-- start --

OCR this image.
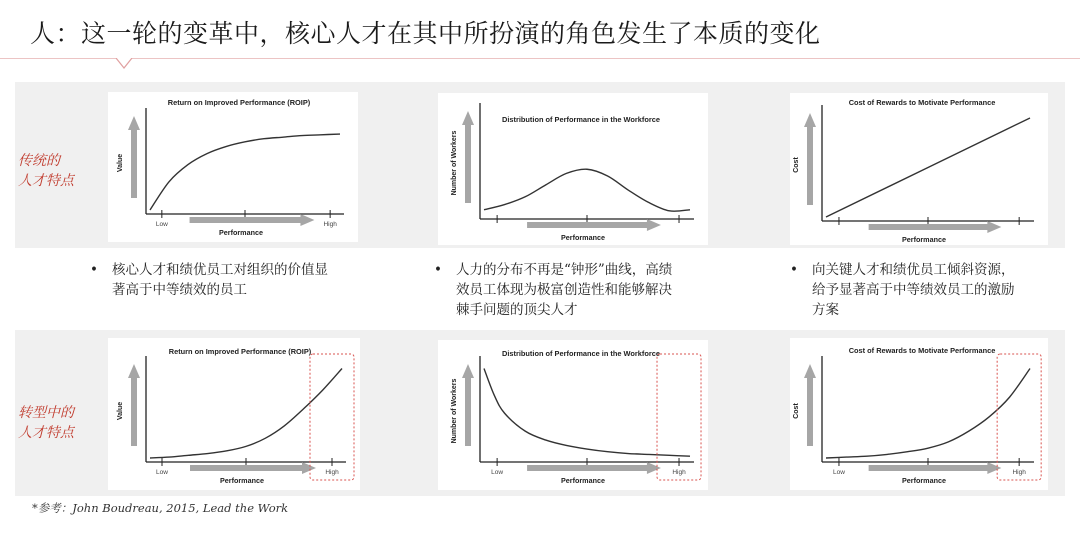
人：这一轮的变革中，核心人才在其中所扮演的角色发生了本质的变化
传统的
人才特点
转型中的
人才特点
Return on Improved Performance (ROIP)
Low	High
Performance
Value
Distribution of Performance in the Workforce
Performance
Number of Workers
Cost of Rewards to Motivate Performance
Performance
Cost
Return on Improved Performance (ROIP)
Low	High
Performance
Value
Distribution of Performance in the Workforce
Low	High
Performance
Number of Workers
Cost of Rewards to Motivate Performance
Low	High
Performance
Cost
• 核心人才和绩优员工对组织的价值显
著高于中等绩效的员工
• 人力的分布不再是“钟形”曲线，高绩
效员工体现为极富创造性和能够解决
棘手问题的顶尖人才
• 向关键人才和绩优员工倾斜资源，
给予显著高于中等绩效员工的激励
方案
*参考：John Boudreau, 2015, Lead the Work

-- end --

Write out the records above exactly as they appear, leaving out any pictures.

OCR this image.
人：这一轮的变革中，核心人才在其中所扮演的角色发生了本质的变化
传统的
人才特点
转型中的
人才特点
Return on Improved Performance (ROIP)
Low	High
Performance
Value
Distribution of Performance in the Workforce
Performance
Number of Workers
Cost of Rewards to Motivate Performance
Performance
Cost
Return on Improved Performance (ROIP)
Low	High
Performance
Value
Distribution of Performance in the Workforce
Low	High
Performance
Number of Workers
Cost of Rewards to Motivate Performance
Low	High
Performance
Cost
• 核心人才和绩优员工对组织的价值显
著高于中等绩效的员工
• 人力的分布不再是“钟形”曲线，高绩
效员工体现为极富创造性和能够解决
棘手问题的顶尖人才
• 向关键人才和绩优员工倾斜资源，
给予显著高于中等绩效员工的激励
方案
*参考：John Boudreau, 2015, Lead the Work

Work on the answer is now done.